→ **MATERIAL FOR THIS EXERCISE**:
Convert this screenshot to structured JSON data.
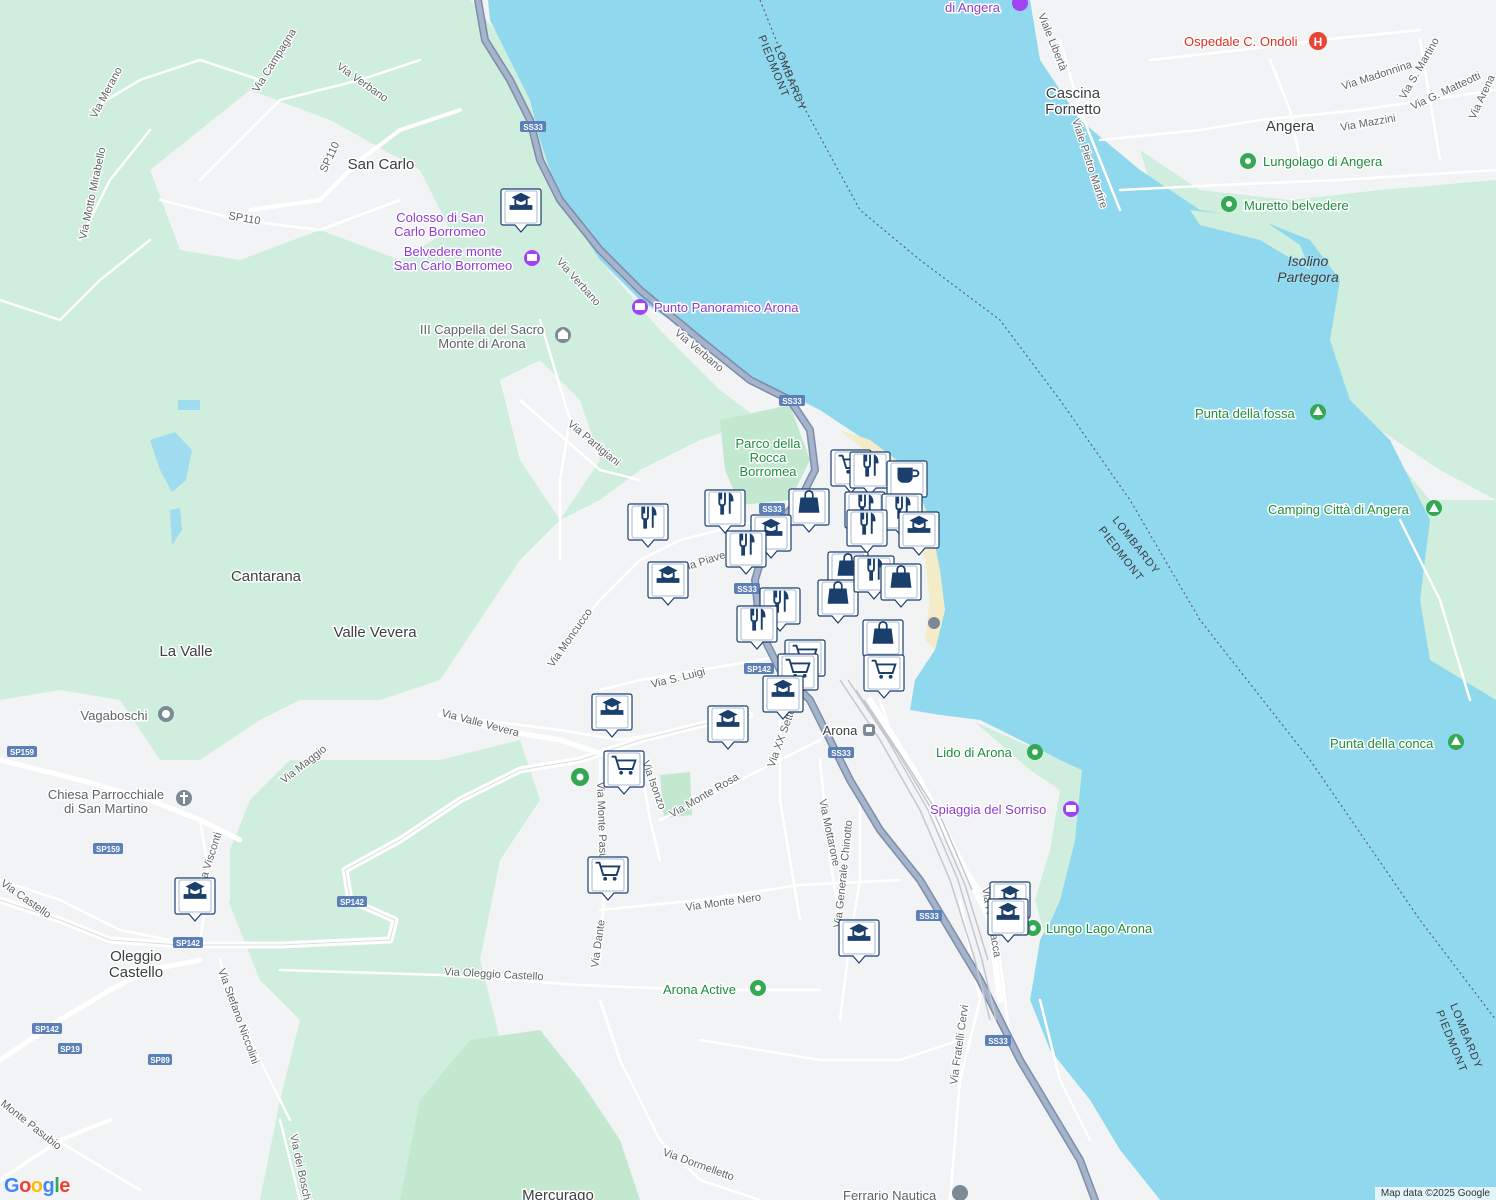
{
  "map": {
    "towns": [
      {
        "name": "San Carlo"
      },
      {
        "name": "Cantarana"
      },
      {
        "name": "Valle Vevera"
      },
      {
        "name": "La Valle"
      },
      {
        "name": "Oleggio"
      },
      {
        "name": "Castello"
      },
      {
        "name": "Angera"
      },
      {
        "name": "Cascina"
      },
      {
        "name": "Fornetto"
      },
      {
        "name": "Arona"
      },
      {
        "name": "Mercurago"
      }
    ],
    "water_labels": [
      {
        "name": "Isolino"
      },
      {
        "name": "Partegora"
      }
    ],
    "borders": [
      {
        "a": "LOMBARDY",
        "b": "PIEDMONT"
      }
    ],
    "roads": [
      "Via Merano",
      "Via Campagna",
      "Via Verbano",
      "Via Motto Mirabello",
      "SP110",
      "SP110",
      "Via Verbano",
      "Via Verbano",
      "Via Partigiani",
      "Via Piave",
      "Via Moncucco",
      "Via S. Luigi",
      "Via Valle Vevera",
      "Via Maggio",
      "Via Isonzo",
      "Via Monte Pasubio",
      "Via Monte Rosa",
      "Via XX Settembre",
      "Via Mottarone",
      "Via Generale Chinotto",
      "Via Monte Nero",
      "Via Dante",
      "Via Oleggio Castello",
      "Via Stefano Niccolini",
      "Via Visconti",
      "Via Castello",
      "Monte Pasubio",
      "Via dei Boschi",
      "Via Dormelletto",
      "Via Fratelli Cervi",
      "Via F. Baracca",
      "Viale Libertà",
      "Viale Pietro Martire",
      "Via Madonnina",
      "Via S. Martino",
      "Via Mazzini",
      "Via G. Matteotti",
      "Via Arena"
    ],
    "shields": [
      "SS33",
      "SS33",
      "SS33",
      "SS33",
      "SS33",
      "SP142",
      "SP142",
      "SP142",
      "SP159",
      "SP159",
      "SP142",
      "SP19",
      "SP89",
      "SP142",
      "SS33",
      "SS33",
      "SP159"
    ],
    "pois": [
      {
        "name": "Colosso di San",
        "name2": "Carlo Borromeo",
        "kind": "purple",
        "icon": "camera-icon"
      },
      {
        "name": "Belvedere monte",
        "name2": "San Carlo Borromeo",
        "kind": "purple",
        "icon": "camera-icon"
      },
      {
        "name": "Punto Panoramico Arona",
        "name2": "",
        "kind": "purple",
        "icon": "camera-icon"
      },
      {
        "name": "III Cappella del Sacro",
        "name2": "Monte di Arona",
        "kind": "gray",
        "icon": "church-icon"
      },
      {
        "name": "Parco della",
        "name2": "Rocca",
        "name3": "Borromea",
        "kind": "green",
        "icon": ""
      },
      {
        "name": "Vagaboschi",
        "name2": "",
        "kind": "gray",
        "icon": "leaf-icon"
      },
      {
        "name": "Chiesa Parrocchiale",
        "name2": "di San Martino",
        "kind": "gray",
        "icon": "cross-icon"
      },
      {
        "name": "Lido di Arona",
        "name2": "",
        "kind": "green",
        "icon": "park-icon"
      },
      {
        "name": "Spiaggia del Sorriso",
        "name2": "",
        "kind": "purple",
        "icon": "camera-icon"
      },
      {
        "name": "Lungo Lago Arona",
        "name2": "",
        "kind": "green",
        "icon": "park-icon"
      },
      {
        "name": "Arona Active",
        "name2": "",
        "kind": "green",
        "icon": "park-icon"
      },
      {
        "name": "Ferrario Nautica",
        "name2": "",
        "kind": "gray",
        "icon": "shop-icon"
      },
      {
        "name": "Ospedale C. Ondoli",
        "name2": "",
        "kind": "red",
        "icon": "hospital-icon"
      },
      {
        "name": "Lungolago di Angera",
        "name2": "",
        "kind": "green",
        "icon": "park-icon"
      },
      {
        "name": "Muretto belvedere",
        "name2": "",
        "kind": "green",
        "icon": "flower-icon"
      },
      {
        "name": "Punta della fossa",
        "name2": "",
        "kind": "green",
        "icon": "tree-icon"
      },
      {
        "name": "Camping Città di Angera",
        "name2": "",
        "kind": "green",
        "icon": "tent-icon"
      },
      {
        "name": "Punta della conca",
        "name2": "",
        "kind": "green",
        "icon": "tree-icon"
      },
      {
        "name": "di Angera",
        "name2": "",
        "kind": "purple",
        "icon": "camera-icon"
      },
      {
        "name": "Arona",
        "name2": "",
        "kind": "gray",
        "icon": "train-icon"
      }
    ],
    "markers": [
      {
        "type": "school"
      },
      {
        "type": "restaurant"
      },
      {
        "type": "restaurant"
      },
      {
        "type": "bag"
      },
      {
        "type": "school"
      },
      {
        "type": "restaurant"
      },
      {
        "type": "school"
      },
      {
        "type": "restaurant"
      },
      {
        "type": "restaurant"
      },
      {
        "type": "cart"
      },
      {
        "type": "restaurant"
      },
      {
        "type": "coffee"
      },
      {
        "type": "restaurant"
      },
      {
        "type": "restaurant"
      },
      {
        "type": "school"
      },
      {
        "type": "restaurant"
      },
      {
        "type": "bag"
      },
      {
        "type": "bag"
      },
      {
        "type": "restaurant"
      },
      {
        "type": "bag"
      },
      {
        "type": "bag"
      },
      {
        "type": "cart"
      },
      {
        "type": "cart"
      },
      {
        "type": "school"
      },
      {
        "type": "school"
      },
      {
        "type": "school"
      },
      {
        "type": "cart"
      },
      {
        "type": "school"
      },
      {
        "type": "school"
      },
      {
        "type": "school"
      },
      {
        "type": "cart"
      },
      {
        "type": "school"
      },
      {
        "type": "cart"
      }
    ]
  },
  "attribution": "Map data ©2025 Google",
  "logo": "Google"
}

==

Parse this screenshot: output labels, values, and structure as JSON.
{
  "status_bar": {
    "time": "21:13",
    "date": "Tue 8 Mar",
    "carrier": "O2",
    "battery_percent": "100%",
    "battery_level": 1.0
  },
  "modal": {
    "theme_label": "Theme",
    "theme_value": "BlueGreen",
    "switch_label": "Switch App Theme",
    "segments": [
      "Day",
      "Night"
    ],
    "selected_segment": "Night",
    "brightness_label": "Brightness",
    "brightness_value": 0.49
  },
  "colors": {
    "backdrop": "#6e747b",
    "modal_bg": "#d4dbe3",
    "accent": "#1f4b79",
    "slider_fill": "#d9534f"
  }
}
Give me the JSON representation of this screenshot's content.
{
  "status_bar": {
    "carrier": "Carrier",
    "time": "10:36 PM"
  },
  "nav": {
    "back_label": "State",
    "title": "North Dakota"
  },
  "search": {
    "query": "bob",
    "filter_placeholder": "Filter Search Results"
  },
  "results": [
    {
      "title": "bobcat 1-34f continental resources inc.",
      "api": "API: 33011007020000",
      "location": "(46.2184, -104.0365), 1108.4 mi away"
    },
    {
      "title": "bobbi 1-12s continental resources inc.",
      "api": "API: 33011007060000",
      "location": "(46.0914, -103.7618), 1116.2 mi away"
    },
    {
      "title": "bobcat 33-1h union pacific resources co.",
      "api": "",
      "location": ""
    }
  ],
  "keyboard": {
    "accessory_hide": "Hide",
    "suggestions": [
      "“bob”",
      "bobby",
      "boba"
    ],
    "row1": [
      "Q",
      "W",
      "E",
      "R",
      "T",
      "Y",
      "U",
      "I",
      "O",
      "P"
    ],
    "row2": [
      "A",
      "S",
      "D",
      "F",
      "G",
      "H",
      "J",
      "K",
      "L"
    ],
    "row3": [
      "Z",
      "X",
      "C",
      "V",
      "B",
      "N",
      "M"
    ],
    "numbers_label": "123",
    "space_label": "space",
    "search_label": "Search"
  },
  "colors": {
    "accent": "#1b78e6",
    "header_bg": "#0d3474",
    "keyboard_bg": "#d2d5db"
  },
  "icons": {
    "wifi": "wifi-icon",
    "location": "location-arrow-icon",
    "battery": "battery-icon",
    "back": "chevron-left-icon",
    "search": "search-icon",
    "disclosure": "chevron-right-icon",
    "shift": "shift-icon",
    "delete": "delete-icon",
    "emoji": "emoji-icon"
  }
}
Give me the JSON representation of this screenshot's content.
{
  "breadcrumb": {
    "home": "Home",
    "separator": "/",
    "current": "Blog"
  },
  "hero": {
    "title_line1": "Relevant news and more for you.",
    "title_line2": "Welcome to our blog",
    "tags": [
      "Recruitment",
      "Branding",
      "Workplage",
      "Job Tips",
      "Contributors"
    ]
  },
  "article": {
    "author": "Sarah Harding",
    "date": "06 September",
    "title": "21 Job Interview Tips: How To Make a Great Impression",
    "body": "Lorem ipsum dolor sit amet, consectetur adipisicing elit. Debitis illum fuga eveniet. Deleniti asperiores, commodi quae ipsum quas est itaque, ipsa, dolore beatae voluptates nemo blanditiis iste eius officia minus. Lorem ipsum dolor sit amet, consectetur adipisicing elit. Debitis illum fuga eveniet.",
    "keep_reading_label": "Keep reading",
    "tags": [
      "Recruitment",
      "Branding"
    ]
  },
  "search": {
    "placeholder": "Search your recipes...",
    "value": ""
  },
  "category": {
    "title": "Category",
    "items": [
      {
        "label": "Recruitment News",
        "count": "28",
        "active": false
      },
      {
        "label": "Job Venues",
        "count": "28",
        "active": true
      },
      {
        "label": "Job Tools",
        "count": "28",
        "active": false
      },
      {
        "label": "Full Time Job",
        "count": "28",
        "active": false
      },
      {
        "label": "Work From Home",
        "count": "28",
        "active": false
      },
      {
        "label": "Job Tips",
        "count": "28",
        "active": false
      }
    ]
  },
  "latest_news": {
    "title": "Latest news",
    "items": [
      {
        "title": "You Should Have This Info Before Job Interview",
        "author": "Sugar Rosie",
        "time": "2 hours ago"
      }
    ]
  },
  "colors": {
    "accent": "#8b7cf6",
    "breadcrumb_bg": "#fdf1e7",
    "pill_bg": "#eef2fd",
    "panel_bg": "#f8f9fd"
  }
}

→ **TASK STATEMENT**: Find out how many lines in the listing contain the string "away". Give the number alone.

→ **REPLY**: 2